Brief :: From the data that follows, copy every line holding the string "DAMIP".

Provided records ::
....................

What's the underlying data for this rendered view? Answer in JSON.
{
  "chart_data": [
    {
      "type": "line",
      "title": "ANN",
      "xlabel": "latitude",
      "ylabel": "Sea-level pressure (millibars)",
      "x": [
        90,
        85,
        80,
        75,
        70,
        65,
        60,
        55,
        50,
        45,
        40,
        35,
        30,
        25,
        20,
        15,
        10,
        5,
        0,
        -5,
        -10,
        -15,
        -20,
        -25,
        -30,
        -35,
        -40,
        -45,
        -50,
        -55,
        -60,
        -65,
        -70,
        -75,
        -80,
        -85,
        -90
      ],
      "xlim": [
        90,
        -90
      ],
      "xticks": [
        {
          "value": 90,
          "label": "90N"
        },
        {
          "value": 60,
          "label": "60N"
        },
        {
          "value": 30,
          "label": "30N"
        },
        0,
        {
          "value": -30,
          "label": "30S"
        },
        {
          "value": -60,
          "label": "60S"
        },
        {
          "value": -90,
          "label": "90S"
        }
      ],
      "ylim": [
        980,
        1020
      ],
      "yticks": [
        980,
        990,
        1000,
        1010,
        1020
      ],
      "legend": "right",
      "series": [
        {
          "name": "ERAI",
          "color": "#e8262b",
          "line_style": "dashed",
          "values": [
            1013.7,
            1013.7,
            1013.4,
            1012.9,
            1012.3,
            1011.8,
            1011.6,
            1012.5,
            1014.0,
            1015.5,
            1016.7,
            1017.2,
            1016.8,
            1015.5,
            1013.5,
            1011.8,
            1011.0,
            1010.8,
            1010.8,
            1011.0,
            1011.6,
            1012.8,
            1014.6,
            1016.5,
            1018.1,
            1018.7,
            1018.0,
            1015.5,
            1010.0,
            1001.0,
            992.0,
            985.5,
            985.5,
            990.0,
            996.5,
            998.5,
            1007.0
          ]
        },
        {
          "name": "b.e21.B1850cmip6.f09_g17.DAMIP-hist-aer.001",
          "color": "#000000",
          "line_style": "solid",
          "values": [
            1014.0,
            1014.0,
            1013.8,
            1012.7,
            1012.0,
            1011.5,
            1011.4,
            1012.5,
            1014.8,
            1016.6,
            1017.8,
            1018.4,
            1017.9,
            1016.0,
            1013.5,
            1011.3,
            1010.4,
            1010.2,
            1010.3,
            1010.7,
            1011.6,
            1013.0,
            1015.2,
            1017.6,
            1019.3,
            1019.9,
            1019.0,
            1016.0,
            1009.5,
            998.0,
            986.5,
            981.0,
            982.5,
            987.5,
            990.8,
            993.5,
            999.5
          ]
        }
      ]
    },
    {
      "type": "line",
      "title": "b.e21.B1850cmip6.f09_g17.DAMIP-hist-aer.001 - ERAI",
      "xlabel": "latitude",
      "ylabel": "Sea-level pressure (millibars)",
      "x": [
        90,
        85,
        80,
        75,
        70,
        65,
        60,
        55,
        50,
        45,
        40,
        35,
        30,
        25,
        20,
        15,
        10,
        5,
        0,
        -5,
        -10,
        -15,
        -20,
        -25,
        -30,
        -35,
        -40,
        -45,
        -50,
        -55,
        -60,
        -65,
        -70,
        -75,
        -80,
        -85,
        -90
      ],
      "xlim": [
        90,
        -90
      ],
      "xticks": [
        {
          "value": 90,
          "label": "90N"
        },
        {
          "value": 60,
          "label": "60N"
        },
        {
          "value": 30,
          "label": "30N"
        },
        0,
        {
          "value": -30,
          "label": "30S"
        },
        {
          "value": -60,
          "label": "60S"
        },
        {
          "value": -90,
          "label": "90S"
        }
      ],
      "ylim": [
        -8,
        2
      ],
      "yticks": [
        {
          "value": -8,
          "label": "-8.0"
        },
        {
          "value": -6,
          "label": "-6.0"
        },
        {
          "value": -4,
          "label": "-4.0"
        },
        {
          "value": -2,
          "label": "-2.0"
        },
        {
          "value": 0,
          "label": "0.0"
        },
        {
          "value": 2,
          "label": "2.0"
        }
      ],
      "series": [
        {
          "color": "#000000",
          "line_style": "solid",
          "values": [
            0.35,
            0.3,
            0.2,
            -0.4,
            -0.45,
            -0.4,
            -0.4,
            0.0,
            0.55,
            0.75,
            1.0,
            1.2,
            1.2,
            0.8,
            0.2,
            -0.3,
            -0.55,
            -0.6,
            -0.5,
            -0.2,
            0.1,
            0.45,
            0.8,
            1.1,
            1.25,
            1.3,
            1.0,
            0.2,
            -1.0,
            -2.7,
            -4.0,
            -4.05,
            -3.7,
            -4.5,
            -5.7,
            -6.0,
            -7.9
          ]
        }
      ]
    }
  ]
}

....................

Written answer ::
          "name": "b.e21.B1850cmip6.f09_g17.DAMIP-hist-aer.001",
      "title": "b.e21.B1850cmip6.f09_g17.DAMIP-hist-aer.001 - ERAI",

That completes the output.